[Dataset records]
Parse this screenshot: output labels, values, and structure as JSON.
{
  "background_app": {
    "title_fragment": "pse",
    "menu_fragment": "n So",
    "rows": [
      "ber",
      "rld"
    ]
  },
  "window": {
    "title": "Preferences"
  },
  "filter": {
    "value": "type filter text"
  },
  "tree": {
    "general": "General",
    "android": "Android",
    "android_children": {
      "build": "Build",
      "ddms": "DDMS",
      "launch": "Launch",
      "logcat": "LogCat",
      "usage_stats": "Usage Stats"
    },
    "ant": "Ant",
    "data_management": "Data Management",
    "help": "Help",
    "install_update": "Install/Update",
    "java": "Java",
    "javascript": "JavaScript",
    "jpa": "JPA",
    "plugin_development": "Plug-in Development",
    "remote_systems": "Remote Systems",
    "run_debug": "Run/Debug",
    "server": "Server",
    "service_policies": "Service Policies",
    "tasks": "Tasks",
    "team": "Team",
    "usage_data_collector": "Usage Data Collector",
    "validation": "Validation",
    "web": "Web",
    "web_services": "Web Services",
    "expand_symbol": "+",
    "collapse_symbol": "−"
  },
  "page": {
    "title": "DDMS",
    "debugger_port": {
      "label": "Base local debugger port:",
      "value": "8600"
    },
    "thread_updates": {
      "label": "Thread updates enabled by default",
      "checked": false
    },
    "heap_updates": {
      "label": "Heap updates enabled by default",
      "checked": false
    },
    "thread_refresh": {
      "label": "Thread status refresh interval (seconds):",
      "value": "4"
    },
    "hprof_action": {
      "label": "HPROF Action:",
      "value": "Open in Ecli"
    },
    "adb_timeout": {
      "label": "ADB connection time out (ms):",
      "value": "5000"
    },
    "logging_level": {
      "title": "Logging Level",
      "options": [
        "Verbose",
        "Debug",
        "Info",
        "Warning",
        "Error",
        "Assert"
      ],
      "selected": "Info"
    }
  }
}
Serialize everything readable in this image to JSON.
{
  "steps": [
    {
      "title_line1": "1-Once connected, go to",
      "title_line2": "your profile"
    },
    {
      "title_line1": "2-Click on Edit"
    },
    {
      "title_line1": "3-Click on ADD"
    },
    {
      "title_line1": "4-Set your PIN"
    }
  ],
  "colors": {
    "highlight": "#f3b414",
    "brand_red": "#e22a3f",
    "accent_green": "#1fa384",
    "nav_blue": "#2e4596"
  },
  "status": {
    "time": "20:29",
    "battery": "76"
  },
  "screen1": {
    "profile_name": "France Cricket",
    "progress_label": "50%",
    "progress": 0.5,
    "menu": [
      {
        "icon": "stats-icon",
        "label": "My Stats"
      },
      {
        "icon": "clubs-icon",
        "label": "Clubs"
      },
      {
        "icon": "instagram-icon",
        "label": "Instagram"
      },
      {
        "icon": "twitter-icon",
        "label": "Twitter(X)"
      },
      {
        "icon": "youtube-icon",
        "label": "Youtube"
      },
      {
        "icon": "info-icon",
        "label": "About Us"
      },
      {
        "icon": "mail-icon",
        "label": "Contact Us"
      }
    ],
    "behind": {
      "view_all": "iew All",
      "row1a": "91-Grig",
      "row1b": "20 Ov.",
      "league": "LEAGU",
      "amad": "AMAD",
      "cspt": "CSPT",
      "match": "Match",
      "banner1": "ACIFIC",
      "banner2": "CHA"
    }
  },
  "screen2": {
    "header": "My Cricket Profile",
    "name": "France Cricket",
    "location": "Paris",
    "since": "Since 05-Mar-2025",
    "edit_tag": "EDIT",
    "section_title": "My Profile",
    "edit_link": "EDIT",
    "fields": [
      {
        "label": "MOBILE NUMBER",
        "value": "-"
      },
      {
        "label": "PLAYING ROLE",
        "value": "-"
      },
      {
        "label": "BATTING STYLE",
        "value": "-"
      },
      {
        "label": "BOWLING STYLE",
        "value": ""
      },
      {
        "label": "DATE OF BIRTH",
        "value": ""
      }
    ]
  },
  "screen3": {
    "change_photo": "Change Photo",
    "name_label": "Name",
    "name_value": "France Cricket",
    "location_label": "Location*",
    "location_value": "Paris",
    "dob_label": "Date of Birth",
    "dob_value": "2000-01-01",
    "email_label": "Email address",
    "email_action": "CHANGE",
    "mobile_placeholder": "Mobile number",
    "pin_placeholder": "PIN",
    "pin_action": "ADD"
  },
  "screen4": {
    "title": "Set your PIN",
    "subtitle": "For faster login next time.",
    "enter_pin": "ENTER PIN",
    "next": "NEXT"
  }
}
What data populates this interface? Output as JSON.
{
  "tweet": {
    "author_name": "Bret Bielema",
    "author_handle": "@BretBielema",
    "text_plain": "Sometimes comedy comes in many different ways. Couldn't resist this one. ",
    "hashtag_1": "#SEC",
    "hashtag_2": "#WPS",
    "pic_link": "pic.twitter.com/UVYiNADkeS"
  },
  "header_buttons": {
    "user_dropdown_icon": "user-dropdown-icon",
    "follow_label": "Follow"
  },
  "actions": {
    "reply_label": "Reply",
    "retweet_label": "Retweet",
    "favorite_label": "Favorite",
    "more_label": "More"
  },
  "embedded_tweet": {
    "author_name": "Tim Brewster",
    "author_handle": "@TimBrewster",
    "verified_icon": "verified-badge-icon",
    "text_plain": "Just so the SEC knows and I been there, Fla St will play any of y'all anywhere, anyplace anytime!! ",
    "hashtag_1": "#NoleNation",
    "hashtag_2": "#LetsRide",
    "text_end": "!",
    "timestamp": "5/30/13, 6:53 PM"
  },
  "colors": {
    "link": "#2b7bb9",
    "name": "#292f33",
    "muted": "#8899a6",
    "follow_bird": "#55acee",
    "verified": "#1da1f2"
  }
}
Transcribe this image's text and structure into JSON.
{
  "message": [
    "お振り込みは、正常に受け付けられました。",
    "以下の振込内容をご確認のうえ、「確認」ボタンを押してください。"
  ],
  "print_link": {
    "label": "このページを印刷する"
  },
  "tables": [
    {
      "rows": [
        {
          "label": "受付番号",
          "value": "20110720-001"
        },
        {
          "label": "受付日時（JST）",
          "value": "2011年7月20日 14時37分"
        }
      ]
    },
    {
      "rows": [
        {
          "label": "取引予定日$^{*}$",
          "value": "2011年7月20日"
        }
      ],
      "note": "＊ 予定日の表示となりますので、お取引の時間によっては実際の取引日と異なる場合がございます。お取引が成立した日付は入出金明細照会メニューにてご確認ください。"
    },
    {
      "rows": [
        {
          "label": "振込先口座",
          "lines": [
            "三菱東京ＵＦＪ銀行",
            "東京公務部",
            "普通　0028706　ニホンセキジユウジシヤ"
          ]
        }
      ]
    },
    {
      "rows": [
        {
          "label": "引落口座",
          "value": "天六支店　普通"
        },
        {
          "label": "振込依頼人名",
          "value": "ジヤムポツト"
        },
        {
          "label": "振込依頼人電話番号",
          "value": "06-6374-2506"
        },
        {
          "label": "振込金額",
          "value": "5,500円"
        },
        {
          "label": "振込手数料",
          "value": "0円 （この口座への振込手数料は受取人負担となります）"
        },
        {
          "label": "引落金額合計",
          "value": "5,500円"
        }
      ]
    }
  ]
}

> REQUIRED WORK
Read the entries above, then pull out the lines that include "next".

> OUTPUT FOR THIS TASK
    "subtitle": "For faster login next time.",
    "next": "NEXT"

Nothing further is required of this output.